Exercise prompt: Spot every line with the word "object" and return it.
○ ○ ○ ○ ○ ○ ○
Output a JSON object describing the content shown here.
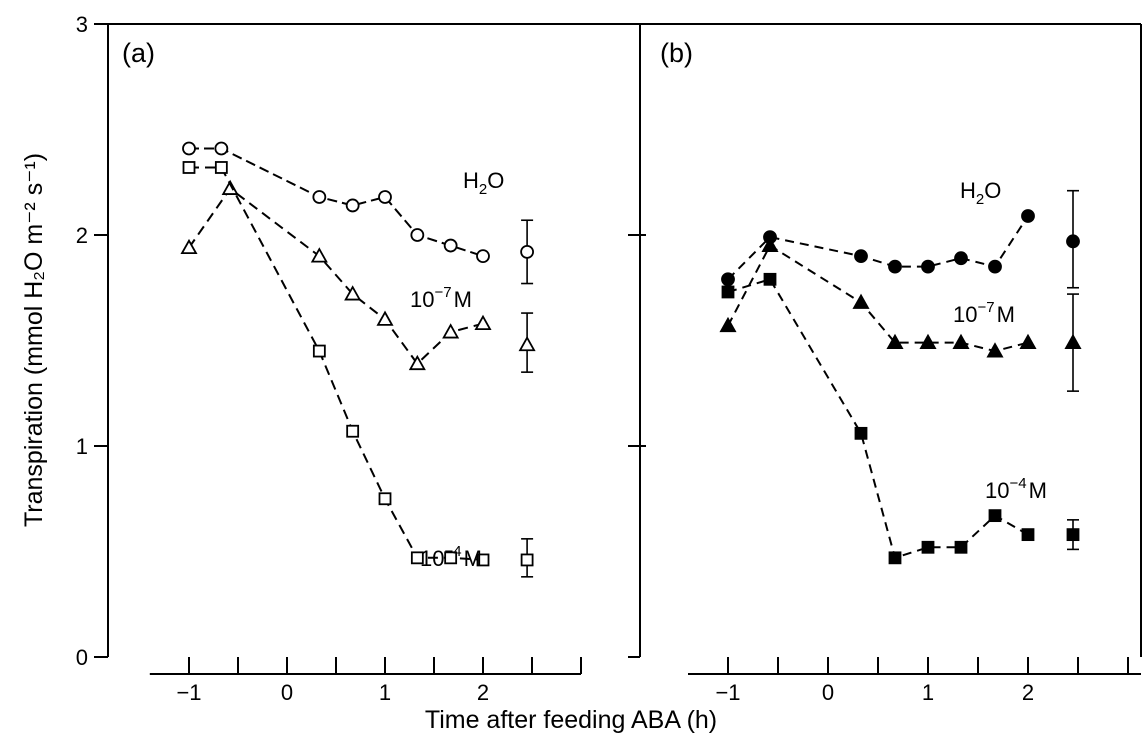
{
  "chart_data": {
    "type": "line",
    "y_axis_label": "Transpiration (mmol H₂O m⁻² s⁻¹)",
    "x_axis_label": "Time after feeding ABA (h)",
    "ylim": [
      0,
      3
    ],
    "y_ticks": [
      "0",
      "1",
      "2",
      "3"
    ],
    "x_ticks": [
      "−1",
      "0",
      "1",
      "2"
    ],
    "xlim": [
      -1.4,
      3.0
    ],
    "panels": [
      {
        "label": "(a)",
        "series": [
          {
            "name_base": "H",
            "name_sub": "2",
            "name_rest": "O",
            "marker": "circle",
            "filled": false,
            "x": [
              -1,
              -0.67,
              0.33,
              0.67,
              1,
              1.33,
              1.67,
              2
            ],
            "y": [
              2.41,
              2.41,
              2.18,
              2.14,
              2.18,
              2.0,
              1.95,
              1.9
            ],
            "mean": 1.92,
            "err_low": 1.77,
            "err_high": 2.07
          },
          {
            "name_base": "10",
            "name_sup": "−7",
            "name_rest": "M",
            "marker": "triangle",
            "filled": false,
            "x": [
              -1,
              -0.58,
              0.33,
              0.67,
              1,
              1.33,
              1.67,
              2
            ],
            "y": [
              1.94,
              2.22,
              1.9,
              1.72,
              1.6,
              1.39,
              1.54,
              1.58
            ],
            "mean": 1.48,
            "err_low": 1.35,
            "err_high": 1.63
          },
          {
            "name_base": "10",
            "name_sup": "−4",
            "name_rest": "M",
            "marker": "square",
            "filled": false,
            "x": [
              -1,
              -0.67,
              0.33,
              0.67,
              1,
              1.33,
              1.67,
              2
            ],
            "y": [
              2.32,
              2.32,
              1.45,
              1.07,
              0.75,
              0.47,
              0.47,
              0.46
            ],
            "mean": 0.46,
            "err_low": 0.38,
            "err_high": 0.56
          }
        ]
      },
      {
        "label": "(b)",
        "series": [
          {
            "name_base": "H",
            "name_sub": "2",
            "name_rest": "O",
            "marker": "circle",
            "filled": true,
            "x": [
              -1,
              -0.58,
              0.33,
              0.67,
              1,
              1.33,
              1.67,
              2
            ],
            "y": [
              1.79,
              1.99,
              1.9,
              1.85,
              1.85,
              1.89,
              1.85,
              2.09
            ],
            "mean": 1.97,
            "err_low": 1.75,
            "err_high": 2.21
          },
          {
            "name_base": "10",
            "name_sup": "−7",
            "name_rest": "M",
            "marker": "triangle",
            "filled": true,
            "x": [
              -1,
              -0.58,
              0.33,
              0.67,
              1,
              1.33,
              1.67,
              2
            ],
            "y": [
              1.57,
              1.95,
              1.68,
              1.49,
              1.49,
              1.49,
              1.45,
              1.49
            ],
            "mean": 1.49,
            "err_low": 1.26,
            "err_high": 1.72
          },
          {
            "name_base": "10",
            "name_sup": "−4",
            "name_rest": "M",
            "marker": "square",
            "filled": true,
            "x": [
              -1,
              -0.58,
              0.33,
              0.67,
              1,
              1.33,
              1.67,
              2
            ],
            "y": [
              1.73,
              1.79,
              1.06,
              0.47,
              0.52,
              0.52,
              0.67,
              0.58
            ],
            "mean": 0.58,
            "err_low": 0.51,
            "err_high": 0.65
          }
        ]
      }
    ]
  }
}
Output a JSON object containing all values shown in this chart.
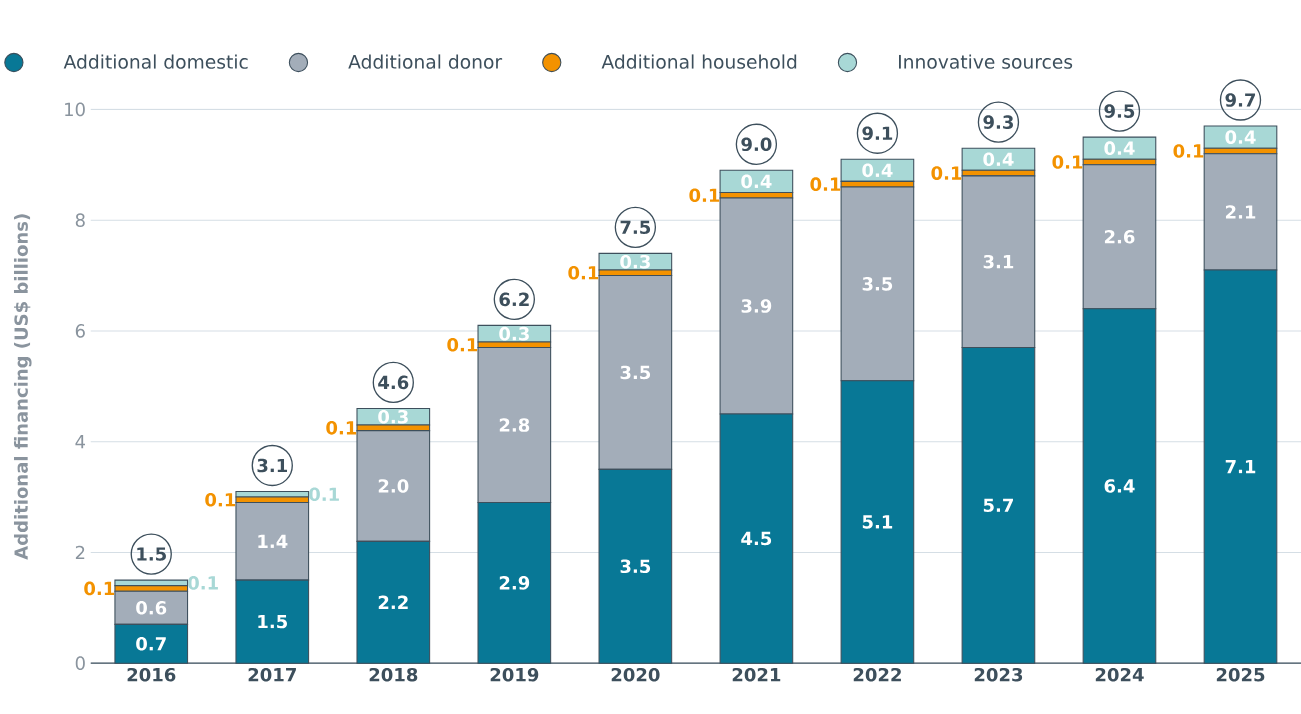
{
  "chart_data": {
    "type": "bar",
    "stacked": true,
    "ylabel": "Additional financing (US$ billions)",
    "categories": [
      "2016",
      "2017",
      "2018",
      "2019",
      "2020",
      "2021",
      "2022",
      "2023",
      "2024",
      "2025"
    ],
    "series": [
      {
        "name": "Additional domestic",
        "color": "#087896",
        "values": [
          0.7,
          1.5,
          2.2,
          2.9,
          3.5,
          4.5,
          5.1,
          5.7,
          6.4,
          7.1
        ],
        "value_labels": [
          "0.7",
          "1.5",
          "2.2",
          "2.9",
          "3.5",
          "4.5",
          "5.1",
          "5.7",
          "6.4",
          "7.1"
        ]
      },
      {
        "name": "Additional donor",
        "color": "#a3adb9",
        "values": [
          0.6,
          1.4,
          2.0,
          2.8,
          3.5,
          3.9,
          3.5,
          3.1,
          2.6,
          2.1
        ],
        "value_labels": [
          "0.6",
          "1.4",
          "2.0",
          "2.8",
          "3.5",
          "3.9",
          "3.5",
          "3.1",
          "2.6",
          "2.1"
        ]
      },
      {
        "name": "Additional household",
        "color": "#f39200",
        "values": [
          0.1,
          0.1,
          0.1,
          0.1,
          0.1,
          0.1,
          0.1,
          0.1,
          0.1,
          0.1
        ],
        "value_labels": [
          "0.1",
          "0.1",
          "0.1",
          "0.1",
          "0.1",
          "0.1",
          "0.1",
          "0.1",
          "0.1",
          "0.1"
        ]
      },
      {
        "name": "Innovative sources",
        "color": "#a8d8d6",
        "values": [
          0.1,
          0.1,
          0.3,
          0.3,
          0.3,
          0.4,
          0.4,
          0.4,
          0.4,
          0.4
        ],
        "value_labels": [
          "0.1",
          "0.1",
          "0.3",
          "0.3",
          "0.3",
          "0.4",
          "0.4",
          "0.4",
          "0.4",
          "0.4"
        ]
      }
    ],
    "totals": [
      "1.5",
      "3.1",
      "4.6",
      "6.2",
      "7.5",
      "9.0",
      "9.1",
      "9.3",
      "9.5",
      "9.7"
    ],
    "ylim": [
      0,
      10
    ],
    "yticks": [
      0,
      2,
      4,
      6,
      8,
      10
    ],
    "grid": "y",
    "legend": "top"
  }
}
○ ○ ○ ○ ○ ○ ○
Output below:
Output a JSON object describing the content shown here.
Output a JSON object containing all values shown in this chart.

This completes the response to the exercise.